* Start LISTED ENTRIES *

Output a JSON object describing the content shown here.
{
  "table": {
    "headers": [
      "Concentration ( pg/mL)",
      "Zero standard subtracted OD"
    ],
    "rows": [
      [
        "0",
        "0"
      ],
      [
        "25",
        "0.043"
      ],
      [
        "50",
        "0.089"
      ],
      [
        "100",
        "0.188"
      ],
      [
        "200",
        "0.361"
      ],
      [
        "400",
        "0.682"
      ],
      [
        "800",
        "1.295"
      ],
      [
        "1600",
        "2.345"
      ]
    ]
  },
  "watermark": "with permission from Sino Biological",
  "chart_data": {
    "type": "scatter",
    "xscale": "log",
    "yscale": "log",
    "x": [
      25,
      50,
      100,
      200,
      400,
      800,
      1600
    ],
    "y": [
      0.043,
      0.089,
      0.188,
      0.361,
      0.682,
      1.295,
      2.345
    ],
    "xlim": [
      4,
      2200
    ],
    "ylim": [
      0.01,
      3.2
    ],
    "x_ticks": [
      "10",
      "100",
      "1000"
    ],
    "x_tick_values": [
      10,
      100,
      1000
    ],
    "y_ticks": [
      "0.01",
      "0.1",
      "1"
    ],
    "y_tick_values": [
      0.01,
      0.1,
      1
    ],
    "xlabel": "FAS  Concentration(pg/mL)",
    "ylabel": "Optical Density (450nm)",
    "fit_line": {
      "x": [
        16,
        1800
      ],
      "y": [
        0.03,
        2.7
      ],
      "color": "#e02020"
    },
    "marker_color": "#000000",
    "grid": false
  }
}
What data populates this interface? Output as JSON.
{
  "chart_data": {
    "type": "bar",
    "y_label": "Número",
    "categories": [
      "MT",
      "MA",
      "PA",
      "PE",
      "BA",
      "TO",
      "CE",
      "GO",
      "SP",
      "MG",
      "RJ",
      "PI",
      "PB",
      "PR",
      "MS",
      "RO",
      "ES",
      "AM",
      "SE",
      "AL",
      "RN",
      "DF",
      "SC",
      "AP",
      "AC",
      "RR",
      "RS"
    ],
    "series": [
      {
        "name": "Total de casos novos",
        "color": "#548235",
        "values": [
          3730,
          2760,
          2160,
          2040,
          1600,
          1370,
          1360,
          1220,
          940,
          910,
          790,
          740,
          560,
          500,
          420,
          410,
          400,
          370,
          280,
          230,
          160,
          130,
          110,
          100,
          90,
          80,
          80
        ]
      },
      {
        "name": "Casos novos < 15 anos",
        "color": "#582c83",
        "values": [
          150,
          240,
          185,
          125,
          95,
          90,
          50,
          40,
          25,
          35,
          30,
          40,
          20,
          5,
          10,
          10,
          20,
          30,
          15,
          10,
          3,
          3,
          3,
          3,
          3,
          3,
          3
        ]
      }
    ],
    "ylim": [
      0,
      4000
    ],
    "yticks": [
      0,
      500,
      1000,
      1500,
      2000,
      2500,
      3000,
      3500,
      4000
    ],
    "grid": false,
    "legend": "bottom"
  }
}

* End LISTED ENTRIES *

GIVEN REQUEST :: Collect the lines of the data that carry the word "novos".

RESPONSE TO THIS EXERCISE ::
        "name": "Total de casos novos",
        "name": "Casos novos < 15 anos",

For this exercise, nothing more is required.